→ GIVEN EXERCISE: Which lines of the records contain "Когда"? Collect every one of them.
* * * * *
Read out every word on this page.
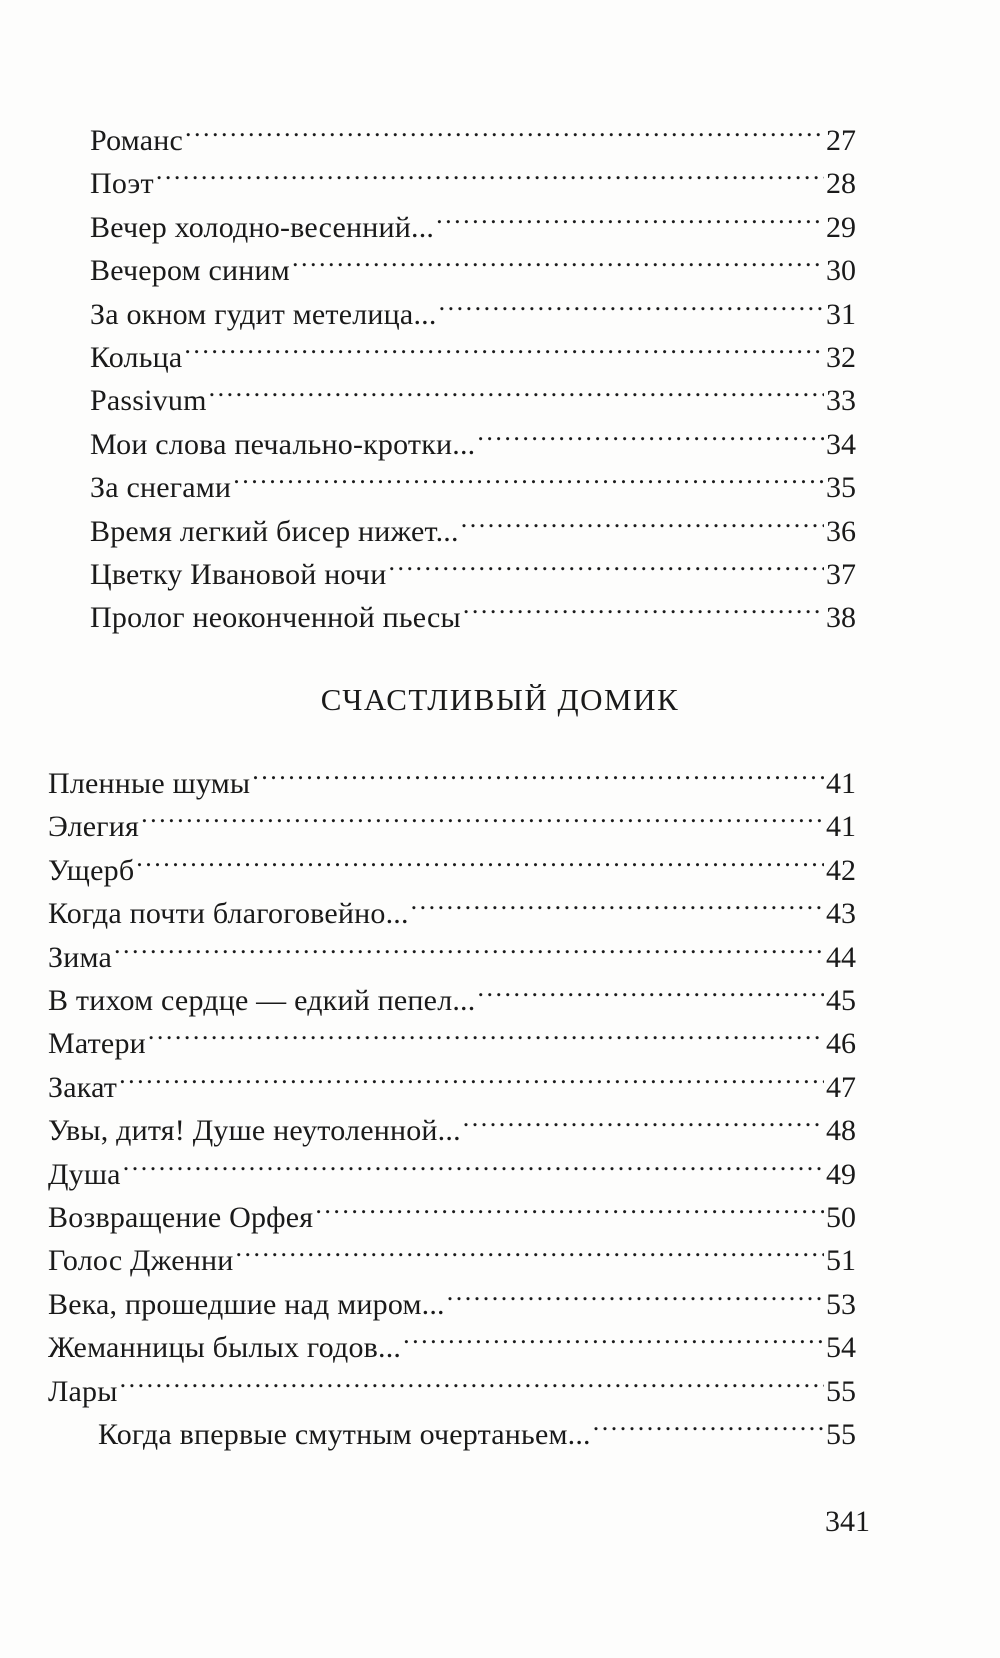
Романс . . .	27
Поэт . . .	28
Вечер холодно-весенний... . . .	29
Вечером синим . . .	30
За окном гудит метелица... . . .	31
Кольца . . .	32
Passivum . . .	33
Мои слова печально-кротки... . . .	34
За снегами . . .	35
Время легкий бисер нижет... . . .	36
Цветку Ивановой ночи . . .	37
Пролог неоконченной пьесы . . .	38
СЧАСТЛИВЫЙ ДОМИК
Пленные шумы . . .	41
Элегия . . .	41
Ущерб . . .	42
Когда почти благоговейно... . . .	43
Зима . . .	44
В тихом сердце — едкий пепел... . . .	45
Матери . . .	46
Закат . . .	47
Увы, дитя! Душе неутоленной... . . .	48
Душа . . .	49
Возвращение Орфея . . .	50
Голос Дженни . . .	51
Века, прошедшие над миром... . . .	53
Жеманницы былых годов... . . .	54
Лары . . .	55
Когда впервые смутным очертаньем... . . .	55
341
* * * * *
→ ANSWER TO THIS EXERCISE:
Когда почти благоговейно... . . .	43
Когда впервые смутным очертаньем... . . .	55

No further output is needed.